## SET TASK
For each line below that contains the string "such", copy that line.

======== DATA RECORDS ========

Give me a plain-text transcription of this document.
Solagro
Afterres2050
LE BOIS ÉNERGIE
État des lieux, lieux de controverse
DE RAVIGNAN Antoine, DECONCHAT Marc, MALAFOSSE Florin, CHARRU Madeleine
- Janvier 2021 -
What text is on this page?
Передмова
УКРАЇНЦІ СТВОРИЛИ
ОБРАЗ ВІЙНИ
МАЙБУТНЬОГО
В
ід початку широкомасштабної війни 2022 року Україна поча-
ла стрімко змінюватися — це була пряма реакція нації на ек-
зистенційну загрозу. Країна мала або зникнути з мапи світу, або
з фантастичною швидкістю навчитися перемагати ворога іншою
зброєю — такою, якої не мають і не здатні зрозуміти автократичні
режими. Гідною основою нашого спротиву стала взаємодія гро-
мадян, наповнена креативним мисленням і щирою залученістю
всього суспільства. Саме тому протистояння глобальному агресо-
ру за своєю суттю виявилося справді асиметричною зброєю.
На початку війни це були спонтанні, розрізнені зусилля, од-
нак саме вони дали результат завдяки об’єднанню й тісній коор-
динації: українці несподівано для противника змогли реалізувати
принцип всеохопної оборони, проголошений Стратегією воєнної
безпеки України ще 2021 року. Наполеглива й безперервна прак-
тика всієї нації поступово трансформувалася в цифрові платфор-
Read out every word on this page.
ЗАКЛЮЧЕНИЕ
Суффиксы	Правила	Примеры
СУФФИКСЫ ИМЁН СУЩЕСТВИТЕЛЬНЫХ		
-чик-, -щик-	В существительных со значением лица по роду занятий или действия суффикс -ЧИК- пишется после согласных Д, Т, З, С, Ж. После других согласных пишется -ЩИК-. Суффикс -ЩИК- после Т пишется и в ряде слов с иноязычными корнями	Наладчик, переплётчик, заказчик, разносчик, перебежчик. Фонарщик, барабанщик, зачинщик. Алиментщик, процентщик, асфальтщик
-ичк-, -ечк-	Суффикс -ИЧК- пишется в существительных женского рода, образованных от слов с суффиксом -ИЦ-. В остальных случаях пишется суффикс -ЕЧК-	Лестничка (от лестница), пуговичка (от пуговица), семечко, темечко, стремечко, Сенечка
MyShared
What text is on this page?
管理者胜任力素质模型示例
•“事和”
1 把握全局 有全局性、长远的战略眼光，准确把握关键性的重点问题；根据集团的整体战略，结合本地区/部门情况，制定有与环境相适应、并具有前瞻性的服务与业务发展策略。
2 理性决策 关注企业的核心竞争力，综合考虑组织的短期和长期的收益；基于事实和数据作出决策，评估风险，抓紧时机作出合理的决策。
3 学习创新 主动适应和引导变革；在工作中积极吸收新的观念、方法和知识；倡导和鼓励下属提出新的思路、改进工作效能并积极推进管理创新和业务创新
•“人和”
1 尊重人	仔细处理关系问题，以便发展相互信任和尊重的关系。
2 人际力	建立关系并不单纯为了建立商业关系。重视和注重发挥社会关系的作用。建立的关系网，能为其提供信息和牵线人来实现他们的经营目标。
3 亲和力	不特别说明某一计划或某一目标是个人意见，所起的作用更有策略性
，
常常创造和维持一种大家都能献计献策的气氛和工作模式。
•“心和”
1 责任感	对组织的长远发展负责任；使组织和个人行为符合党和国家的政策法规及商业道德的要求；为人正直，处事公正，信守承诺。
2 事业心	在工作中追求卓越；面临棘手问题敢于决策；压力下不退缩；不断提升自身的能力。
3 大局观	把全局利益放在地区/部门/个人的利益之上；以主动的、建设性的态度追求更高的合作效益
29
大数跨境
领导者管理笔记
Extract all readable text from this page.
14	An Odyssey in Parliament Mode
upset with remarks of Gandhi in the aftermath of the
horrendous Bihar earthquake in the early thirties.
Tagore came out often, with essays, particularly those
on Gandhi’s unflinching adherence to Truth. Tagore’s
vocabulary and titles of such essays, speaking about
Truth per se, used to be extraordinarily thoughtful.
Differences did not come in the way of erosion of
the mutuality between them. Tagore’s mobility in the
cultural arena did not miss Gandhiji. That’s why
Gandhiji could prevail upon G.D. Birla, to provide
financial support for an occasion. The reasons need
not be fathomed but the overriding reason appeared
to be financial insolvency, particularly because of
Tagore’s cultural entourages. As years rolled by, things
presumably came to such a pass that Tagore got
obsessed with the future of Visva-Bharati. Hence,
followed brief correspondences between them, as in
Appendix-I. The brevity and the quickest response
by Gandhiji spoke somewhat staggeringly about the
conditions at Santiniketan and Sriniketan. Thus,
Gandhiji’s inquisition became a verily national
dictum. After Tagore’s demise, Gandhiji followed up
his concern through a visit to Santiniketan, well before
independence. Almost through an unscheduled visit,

========

## CORRECT RESPONSE
vocabulary and titles of such essays, speaking about
presumably came to such a pass that Tagore got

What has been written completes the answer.